* _Page excerpt_
ForgeryAtlas seeks to explore a criminal forgery network that was hatched in the final years of the Crimean War (1853–1856) and expanded in its aftermath. The forgers, who produced and circulated Ottoman paper currency (kaime), were wartime profiteers with a middle-class profile who exploited the security vacuum created by the war, as well as the political upheavals in the fragmented Italian peninsula during the Risorgimento (Italian Unification). The project further examines the tact and diplomacy and the forms of judicial collaboration developed by the Ottoman Empire and the Kingdom of Sardinia-Piedmont in response to a trans-imperial crime operating beyond the jurisdiction of both states between the years 1858–1861.
By applying network analysis and digital methodologies to historical data, the project identifies key actors, traces the mobility of criminal activity and the channels of diplomacy, and reveals different structural patterns of this entangled historical episode. This project visualizes specific components of the dataset in relation to their broader historical context.
Maps the mobility routes of individual forgers across imperial borders, the circulation of counterfeit Ottoman currency, the social interactions of forgers in Istanbul, and their network connections to one another.
Presents short biographical data on the principal criminal actors involved in the network.
Illustrates the timeline and patterns of diplomatic communication over time, accompanied by short biographical information of key state officials and diplomatic agents. Through the interactive map, users can access detailed information on diplomatic exchanges, including original archival references and transcriptions/translations of the documents.

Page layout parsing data
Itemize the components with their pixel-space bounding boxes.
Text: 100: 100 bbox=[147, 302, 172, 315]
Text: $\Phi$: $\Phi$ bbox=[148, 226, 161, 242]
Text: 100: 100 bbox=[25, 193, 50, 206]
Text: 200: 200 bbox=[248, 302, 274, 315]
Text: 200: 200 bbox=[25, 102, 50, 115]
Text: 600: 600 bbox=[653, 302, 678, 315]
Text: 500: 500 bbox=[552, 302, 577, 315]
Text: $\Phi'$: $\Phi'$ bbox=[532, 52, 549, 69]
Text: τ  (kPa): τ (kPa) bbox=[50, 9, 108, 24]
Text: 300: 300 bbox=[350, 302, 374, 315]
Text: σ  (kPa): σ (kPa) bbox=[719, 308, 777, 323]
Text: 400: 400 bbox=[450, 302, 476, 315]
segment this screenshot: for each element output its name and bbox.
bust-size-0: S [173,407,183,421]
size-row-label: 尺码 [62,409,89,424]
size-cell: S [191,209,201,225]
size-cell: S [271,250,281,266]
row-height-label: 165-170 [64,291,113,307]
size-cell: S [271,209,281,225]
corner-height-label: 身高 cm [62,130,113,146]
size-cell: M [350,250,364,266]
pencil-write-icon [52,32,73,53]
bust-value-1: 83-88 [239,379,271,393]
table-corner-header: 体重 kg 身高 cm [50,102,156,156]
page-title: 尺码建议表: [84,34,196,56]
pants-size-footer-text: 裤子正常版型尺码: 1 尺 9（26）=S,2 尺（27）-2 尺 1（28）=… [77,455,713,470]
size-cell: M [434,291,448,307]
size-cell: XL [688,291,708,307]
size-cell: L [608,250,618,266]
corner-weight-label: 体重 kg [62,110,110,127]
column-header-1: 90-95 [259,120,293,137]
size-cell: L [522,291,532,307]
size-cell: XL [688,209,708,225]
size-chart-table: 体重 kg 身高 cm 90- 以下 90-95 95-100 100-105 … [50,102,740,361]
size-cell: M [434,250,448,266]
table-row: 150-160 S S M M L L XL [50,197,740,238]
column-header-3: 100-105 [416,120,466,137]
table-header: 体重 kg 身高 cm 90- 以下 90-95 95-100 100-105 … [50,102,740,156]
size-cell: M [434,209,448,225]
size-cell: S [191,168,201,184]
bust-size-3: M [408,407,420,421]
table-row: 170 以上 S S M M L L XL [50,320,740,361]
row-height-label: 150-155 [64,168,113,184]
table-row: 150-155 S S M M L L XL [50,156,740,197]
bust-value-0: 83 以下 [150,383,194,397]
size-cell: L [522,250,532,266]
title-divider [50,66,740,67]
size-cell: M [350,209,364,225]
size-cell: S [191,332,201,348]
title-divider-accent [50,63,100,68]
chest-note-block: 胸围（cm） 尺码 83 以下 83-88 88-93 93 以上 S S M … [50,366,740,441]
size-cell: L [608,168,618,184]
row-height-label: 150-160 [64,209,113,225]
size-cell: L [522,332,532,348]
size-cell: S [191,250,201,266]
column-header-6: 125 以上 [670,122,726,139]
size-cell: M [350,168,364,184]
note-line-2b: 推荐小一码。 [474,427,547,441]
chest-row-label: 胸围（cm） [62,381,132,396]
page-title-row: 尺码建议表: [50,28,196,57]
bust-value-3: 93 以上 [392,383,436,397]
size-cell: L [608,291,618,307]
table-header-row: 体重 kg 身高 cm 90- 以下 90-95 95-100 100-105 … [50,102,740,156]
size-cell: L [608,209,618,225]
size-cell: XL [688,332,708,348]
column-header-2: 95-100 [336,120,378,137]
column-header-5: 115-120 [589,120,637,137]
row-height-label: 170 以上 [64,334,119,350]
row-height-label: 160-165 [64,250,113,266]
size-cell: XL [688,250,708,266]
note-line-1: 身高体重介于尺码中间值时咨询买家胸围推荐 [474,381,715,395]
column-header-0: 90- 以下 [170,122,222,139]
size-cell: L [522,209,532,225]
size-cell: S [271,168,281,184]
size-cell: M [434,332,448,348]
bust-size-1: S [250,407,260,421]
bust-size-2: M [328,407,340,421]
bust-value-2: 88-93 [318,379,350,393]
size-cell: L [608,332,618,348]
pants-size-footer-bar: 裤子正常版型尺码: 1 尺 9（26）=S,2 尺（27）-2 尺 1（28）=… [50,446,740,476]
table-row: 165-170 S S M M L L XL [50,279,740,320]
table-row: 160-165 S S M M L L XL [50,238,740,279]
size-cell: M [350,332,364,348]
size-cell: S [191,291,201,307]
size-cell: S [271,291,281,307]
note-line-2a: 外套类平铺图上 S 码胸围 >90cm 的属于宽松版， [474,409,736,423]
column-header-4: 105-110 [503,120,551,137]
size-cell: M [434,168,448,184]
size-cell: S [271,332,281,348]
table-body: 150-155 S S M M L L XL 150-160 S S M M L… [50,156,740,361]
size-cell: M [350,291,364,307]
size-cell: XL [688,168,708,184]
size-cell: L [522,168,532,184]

* _Directions_
a: Why, according to the ForgeryAtlas description, did the Ottoman Empire and the Kingdom of Sardinia-Piedmont develop forms of judicial collaboration? Answer in one to three sentences.
b: Render this sentence from the ForgeryAtlas description in Spanish: "This project visualizes specific components of the dataset in relation to their broader historical context."
c: Carry on the ForgeryAtlas description from its final sentence.
These rows come from a separate source.

* _Answer list_
a: They developed judicial collaboration in response to a trans-imperial crime that operated beyond the jurisdiction of both states. The forgery network produced and circulated counterfeit Ottoman currency across imperial borders between 1858 and 1861.

b: Este proyecto visualiza componentes específicos del conjunto de datos en relación con su contexto histórico más amplio.

c:
Brings together archival materials from the Ottoman Archives in Istanbul, including diplomatic correspondence and judicial proceedings conducted in Istanbul, Turin and Bologna — a rich source base for the historical episode of ForgeryAtlas.
This project builds on a section of the PhD dissertation completed in 2022 at Boğaziçi University by the project coordinator, Berna Kamay-Ulusay, titled "Extradition in the Ottoman International Legal Practice of the Nineteenth Century." As part of this research, Berna Kamay Ulusay presented a paper titled "Crimean War through Fraud and Impostors: Italian–Ottoman Judicial Policing against Kaime (paper money) Forgers" in the CSACTI Lecture Series at Università di Napoli L'Orientale in March 2024. Kamay-Ulusay also participated in the 6th Mediterranean Maritime History Network Conference, organized by FORTH Institute for Mediterranean Studies, held in Crete in May 2024, with a paper titled "Network of Crime across the Mediterranean: Reading the Crimean War through Fraud and Forgers."
The initial phase of the project was carried out as a PURE 2025 project (Program for Undergraduate Research) at Sabancı University under the title "Mapping the Crime: An Analysis of a Crime Network during the Crimean War." The scope of the project and the digital analysis of its dataset have since been expanded in collaboration with the Sabancı University DH Lab.